■ **EXERCISE**
Below are records; transcribe only the line with "Parse this chart: output" and those after it, through the last line, without any change.

--- Begin ---

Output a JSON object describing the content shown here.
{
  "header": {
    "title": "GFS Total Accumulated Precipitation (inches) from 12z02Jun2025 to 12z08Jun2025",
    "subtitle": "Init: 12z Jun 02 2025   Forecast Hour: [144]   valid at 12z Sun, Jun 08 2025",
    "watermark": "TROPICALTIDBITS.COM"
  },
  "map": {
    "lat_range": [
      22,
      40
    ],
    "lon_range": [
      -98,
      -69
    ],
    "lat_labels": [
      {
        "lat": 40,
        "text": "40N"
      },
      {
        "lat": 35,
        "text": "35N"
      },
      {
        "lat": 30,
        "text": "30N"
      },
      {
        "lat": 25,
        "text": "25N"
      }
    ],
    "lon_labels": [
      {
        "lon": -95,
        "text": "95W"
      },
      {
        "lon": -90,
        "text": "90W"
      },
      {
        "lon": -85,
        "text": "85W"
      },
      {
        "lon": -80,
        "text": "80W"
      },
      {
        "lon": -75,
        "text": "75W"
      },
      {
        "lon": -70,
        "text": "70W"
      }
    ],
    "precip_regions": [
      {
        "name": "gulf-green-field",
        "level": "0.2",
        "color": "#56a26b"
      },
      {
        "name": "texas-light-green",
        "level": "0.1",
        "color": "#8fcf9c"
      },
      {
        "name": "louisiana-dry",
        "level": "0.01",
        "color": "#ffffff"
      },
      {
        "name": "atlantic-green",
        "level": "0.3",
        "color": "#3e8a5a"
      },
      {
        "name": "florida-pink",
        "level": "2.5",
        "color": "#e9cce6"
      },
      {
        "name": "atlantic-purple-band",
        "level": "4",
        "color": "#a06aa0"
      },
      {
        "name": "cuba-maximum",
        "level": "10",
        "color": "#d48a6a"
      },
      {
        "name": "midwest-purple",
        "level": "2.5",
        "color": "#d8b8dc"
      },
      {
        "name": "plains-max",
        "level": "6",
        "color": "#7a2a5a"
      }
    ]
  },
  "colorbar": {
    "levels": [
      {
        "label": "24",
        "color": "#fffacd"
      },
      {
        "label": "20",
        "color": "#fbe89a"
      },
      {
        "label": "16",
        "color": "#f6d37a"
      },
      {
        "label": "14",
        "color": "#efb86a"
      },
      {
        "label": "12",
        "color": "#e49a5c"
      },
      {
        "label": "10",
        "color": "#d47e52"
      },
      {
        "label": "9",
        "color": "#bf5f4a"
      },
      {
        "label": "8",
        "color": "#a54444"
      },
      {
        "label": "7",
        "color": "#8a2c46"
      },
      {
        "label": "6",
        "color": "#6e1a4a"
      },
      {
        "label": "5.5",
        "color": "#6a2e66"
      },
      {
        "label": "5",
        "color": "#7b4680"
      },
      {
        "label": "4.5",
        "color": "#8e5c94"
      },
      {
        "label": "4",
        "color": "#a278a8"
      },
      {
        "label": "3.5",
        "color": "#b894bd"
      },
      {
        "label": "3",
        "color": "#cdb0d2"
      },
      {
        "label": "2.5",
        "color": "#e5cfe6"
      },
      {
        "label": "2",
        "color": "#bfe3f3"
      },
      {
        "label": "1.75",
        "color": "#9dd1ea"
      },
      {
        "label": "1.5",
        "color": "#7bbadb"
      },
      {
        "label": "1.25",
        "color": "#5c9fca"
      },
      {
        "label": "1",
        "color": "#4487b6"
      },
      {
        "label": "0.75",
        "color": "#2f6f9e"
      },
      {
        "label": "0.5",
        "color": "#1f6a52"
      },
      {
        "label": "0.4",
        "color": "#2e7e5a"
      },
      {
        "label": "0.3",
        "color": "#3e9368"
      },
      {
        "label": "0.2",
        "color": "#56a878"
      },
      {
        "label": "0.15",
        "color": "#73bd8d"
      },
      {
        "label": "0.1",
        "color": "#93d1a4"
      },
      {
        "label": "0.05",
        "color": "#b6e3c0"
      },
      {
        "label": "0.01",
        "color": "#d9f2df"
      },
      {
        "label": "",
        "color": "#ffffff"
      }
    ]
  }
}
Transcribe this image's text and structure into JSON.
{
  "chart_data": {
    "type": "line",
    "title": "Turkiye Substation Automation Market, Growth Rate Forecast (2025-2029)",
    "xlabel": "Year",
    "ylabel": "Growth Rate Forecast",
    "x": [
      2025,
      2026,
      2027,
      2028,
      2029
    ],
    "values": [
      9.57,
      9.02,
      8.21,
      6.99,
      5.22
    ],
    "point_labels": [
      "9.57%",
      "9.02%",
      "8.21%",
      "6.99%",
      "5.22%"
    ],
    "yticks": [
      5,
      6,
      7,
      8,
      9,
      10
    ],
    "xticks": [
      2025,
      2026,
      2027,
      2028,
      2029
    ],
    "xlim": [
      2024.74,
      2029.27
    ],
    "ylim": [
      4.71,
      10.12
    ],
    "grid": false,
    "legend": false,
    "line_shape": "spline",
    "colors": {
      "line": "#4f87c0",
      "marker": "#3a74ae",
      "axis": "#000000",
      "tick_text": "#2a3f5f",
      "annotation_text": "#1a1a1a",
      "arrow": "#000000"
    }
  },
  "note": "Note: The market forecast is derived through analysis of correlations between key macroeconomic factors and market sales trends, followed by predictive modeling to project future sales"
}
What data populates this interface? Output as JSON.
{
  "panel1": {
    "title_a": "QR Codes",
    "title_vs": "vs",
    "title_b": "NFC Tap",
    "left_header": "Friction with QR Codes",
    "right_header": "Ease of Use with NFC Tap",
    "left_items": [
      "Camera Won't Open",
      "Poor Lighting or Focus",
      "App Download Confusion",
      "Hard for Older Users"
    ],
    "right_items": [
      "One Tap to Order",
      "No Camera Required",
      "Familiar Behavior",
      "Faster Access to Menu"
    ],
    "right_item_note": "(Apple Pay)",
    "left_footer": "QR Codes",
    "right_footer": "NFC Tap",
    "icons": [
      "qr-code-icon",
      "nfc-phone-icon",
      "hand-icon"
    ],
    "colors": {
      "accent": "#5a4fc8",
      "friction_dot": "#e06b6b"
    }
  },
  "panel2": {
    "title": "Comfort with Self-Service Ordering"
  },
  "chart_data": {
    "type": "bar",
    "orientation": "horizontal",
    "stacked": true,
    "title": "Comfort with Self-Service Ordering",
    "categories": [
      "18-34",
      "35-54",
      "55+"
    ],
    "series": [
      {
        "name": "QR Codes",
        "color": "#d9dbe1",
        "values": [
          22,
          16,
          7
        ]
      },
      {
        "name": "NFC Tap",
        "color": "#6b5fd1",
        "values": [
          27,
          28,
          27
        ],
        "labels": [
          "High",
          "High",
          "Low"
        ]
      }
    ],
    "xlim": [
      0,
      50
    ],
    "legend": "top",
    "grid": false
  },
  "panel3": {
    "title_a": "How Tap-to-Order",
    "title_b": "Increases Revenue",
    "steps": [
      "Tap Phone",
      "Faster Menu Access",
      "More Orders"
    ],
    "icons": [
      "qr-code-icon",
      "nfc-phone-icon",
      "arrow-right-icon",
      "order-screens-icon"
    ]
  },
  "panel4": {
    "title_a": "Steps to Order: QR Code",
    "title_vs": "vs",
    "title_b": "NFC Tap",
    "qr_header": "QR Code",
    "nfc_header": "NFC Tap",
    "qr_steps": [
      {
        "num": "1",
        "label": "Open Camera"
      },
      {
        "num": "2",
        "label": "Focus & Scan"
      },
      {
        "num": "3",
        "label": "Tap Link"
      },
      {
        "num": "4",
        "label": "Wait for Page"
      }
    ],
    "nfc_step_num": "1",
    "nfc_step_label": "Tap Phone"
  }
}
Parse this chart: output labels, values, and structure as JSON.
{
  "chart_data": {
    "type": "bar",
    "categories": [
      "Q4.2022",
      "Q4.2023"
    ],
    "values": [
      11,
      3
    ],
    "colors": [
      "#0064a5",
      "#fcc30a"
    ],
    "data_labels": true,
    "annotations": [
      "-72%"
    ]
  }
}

--- End ---

■ **RESPONSE FOR THIS EXERCISE**
Parse this chart: output labels, values, and structure as JSON.
{
  "chart_data": {
    "type": "bar",
    "categories": [
      "Q4.2022",
      "Q4.2023"
    ],
    "values": [
      11,
      3
    ],
    "colors": [
      "#0064a5",
      "#fcc30a"
    ],
    "data_labels": true,
    "annotations": [
      "-72%"
    ]
  }
}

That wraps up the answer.